* Start INPUT RECORDS *

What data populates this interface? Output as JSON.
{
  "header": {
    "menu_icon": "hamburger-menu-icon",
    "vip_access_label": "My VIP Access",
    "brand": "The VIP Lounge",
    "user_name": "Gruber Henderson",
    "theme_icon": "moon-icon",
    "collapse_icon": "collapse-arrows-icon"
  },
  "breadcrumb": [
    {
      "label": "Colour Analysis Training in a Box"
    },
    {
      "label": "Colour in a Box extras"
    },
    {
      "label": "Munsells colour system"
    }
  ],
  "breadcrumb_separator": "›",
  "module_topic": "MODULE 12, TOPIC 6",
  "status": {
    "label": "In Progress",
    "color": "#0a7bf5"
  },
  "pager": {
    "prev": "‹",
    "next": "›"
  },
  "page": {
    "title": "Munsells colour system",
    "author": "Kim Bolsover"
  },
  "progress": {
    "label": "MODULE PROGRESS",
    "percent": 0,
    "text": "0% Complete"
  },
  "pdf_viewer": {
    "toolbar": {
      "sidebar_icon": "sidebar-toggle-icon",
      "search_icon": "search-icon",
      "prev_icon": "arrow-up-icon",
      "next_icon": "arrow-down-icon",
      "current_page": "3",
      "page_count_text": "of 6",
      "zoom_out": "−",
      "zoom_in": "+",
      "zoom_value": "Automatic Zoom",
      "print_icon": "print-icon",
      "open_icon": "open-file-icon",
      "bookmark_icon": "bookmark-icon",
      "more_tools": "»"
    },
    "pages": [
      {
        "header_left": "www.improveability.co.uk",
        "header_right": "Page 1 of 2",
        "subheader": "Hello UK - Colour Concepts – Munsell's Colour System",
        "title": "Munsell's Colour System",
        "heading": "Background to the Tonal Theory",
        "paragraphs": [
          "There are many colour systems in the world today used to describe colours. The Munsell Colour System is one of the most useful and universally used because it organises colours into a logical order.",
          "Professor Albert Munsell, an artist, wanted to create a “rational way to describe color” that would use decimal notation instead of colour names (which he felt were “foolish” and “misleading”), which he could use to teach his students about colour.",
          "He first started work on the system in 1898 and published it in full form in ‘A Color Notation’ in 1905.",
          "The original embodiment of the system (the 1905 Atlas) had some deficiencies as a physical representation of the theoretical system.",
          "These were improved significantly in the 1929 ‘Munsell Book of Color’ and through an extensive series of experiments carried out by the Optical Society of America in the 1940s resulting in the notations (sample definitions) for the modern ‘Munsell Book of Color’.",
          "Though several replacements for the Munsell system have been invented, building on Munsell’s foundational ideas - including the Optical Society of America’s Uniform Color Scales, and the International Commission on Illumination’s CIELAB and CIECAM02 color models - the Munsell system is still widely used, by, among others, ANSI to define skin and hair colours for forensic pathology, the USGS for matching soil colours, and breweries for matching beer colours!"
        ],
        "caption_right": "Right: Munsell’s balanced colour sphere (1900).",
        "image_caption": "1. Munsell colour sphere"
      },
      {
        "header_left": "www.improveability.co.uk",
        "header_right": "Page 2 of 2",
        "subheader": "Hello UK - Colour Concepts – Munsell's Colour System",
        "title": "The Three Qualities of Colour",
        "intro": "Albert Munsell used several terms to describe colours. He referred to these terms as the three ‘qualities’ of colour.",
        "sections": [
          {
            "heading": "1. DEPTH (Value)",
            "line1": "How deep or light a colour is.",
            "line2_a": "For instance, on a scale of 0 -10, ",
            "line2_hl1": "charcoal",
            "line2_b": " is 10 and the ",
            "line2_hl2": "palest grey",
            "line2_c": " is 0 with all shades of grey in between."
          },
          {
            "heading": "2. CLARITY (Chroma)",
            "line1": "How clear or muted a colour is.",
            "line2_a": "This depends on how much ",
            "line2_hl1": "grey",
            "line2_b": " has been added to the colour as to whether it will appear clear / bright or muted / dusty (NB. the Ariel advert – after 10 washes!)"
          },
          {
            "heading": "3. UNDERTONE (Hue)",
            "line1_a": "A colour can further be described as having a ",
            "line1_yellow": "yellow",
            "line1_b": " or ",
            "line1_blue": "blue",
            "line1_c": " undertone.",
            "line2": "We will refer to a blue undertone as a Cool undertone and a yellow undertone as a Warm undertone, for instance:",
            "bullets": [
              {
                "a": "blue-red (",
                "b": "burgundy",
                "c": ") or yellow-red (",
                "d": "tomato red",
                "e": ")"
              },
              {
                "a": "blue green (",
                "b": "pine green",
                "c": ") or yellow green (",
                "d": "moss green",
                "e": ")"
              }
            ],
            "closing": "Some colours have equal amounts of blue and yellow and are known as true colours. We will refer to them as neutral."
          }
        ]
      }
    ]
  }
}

* End INPUT RECORDS *

• JOB
Exact copies of all the records are required.

• RESULT OF THIS EXERCISE
What data populates this interface? Output as JSON.
{
  "header": {
    "menu_icon": "hamburger-menu-icon",
    "vip_access_label": "My VIP Access",
    "brand": "The VIP Lounge",
    "user_name": "Gruber Henderson",
    "theme_icon": "moon-icon",
    "collapse_icon": "collapse-arrows-icon"
  },
  "breadcrumb": [
    {
      "label": "Colour Analysis Training in a Box"
    },
    {
      "label": "Colour in a Box extras"
    },
    {
      "label": "Munsells colour system"
    }
  ],
  "breadcrumb_separator": "›",
  "module_topic": "MODULE 12, TOPIC 6",
  "status": {
    "label": "In Progress",
    "color": "#0a7bf5"
  },
  "pager": {
    "prev": "‹",
    "next": "›"
  },
  "page": {
    "title": "Munsells colour system",
    "author": "Kim Bolsover"
  },
  "progress": {
    "label": "MODULE PROGRESS",
    "percent": 0,
    "text": "0% Complete"
  },
  "pdf_viewer": {
    "toolbar": {
      "sidebar_icon": "sidebar-toggle-icon",
      "search_icon": "search-icon",
      "prev_icon": "arrow-up-icon",
      "next_icon": "arrow-down-icon",
      "current_page": "3",
      "page_count_text": "of 6",
      "zoom_out": "−",
      "zoom_in": "+",
      "zoom_value": "Automatic Zoom",
      "print_icon": "print-icon",
      "open_icon": "open-file-icon",
      "bookmark_icon": "bookmark-icon",
      "more_tools": "»"
    },
    "pages": [
      {
        "header_left": "www.improveability.co.uk",
        "header_right": "Page 1 of 2",
        "subheader": "Hello UK - Colour Concepts – Munsell's Colour System",
        "title": "Munsell's Colour System",
        "heading": "Background to the Tonal Theory",
        "paragraphs": [
          "There are many colour systems in the world today used to describe colours. The Munsell Colour System is one of the most useful and universally used because it organises colours into a logical order.",
          "Professor Albert Munsell, an artist, wanted to create a “rational way to describe color” that would use decimal notation instead of colour names (which he felt were “foolish” and “misleading”), which he could use to teach his students about colour.",
          "He first started work on the system in 1898 and published it in full form in ‘A Color Notation’ in 1905.",
          "The original embodiment of the system (the 1905 Atlas) had some deficiencies as a physical representation of the theoretical system.",
          "These were improved significantly in the 1929 ‘Munsell Book of Color’ and through an extensive series of experiments carried out by the Optical Society of America in the 1940s resulting in the notations (sample definitions) for the modern ‘Munsell Book of Color’.",
          "Though several replacements for the Munsell system have been invented, building on Munsell’s foundational ideas - including the Optical Society of America’s Uniform Color Scales, and the International Commission on Illumination’s CIELAB and CIECAM02 color models - the Munsell system is still widely used, by, among others, ANSI to define skin and hair colours for forensic pathology, the USGS for matching soil colours, and breweries for matching beer colours!"
        ],
        "caption_right": "Right: Munsell’s balanced colour sphere (1900).",
        "image_caption": "1. Munsell colour sphere"
      },
      {
        "header_left": "www.improveability.co.uk",
        "header_right": "Page 2 of 2",
        "subheader": "Hello UK - Colour Concepts – Munsell's Colour System",
        "title": "The Three Qualities of Colour",
        "intro": "Albert Munsell used several terms to describe colours. He referred to these terms as the three ‘qualities’ of colour.",
        "sections": [
          {
            "heading": "1. DEPTH (Value)",
            "line1": "How deep or light a colour is.",
            "line2_a": "For instance, on a scale of 0 -10, ",
            "line2_hl1": "charcoal",
            "line2_b": " is 10 and the ",
            "line2_hl2": "palest grey",
            "line2_c": " is 0 with all shades of grey in between."
          },
          {
            "heading": "2. CLARITY (Chroma)",
            "line1": "How clear or muted a colour is.",
            "line2_a": "This depends on how much ",
            "line2_hl1": "grey",
            "line2_b": " has been added to the colour as to whether it will appear clear / bright or muted / dusty (NB. the Ariel advert – after 10 washes!)"
          },
          {
            "heading": "3. UNDERTONE (Hue)",
            "line1_a": "A colour can further be described as having a ",
            "line1_yellow": "yellow",
            "line1_b": " or ",
            "line1_blue": "blue",
            "line1_c": " undertone.",
            "line2": "We will refer to a blue undertone as a Cool undertone and a yellow undertone as a Warm undertone, for instance:",
            "bullets": [
              {
                "a": "blue-red (",
                "b": "burgundy",
                "c": ") or yellow-red (",
                "d": "tomato red",
                "e": ")"
              },
              {
                "a": "blue green (",
                "b": "pine green",
                "c": ") or yellow green (",
                "d": "moss green",
                "e": ")"
              }
            ],
            "closing": "Some colours have equal amounts of blue and yellow and are known as true colours. We will refer to them as neutral."
          }
        ]
      }
    ]
  }
}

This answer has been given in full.